Quote every line below exactly as it reads.

== Task inputs

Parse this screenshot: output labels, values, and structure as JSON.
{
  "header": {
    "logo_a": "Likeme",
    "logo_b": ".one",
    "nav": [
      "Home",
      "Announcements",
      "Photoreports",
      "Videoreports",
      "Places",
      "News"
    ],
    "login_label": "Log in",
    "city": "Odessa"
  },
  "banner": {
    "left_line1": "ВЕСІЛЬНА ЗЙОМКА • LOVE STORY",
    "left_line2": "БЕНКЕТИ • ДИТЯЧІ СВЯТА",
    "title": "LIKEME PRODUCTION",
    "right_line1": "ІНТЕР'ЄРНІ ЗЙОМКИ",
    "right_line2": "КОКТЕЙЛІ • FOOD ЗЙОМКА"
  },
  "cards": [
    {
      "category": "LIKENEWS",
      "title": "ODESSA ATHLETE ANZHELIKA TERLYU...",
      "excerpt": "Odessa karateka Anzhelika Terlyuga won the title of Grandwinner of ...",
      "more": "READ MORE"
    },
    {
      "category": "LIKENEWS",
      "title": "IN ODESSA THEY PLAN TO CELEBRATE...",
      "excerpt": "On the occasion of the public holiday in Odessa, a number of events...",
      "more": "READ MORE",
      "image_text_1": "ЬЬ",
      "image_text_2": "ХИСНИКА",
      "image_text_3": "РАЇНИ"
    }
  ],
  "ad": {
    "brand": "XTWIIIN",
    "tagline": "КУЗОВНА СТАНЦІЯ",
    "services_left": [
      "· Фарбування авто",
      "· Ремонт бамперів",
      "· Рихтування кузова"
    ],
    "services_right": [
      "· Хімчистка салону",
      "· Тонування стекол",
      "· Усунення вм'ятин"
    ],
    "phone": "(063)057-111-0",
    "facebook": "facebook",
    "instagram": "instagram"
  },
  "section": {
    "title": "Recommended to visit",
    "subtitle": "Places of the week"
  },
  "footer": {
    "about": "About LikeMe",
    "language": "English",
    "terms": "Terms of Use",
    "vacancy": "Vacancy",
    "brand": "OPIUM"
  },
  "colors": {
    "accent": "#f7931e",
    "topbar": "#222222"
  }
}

====

## Exercise response
Parse this screenshot: output labels, values, and structure as JSON.
{
  "header": {
    "logo_a": "Likeme",
    "logo_b": ".one",
    "nav": [
      "Home",
      "Announcements",
      "Photoreports",
      "Videoreports",
      "Places",
      "News"
    ],
    "login_label": "Log in",
    "city": "Odessa"
  },
  "banner": {
    "left_line1": "ВЕСІЛЬНА ЗЙОМКА • LOVE STORY",
    "left_line2": "БЕНКЕТИ • ДИТЯЧІ СВЯТА",
    "title": "LIKEME PRODUCTION",
    "right_line1": "ІНТЕР'ЄРНІ ЗЙОМКИ",
    "right_line2": "КОКТЕЙЛІ • FOOD ЗЙОМКА"
  },
  "cards": [
    {
      "category": "LIKENEWS",
      "title": "ODESSA ATHLETE ANZHELIKA TERLYU...",
      "excerpt": "Odessa karateka Anzhelika Terlyuga won the title of Grandwinner of ...",
      "more": "READ MORE"
    },
    {
      "category": "LIKENEWS",
      "title": "IN ODESSA THEY PLAN TO CELEBRATE...",
      "excerpt": "On the occasion of the public holiday in Odessa, a number of events...",
      "more": "READ MORE",
      "image_text_1": "ЬЬ",
      "image_text_2": "ХИСНИКА",
      "image_text_3": "РАЇНИ"
    }
  ],
  "ad": {
    "brand": "XTWIIIN",
    "tagline": "КУЗОВНА СТАНЦІЯ",
    "services_left": [
      "· Фарбування авто",
      "· Ремонт бамперів",
      "· Рихтування кузова"
    ],
    "services_right": [
      "· Хімчистка салону",
      "· Тонування стекол",
      "· Усунення вм'ятин"
    ],
    "phone": "(063)057-111-0",
    "facebook": "facebook",
    "instagram": "instagram"
  },
  "section": {
    "title": "Recommended to visit",
    "subtitle": "Places of the week"
  },
  "footer": {
    "about": "About LikeMe",
    "language": "English",
    "terms": "Terms of Use",
    "vacancy": "Vacancy",
    "brand": "OPIUM"
  },
  "colors": {
    "accent": "#f7931e",
    "topbar": "#222222"
  }
}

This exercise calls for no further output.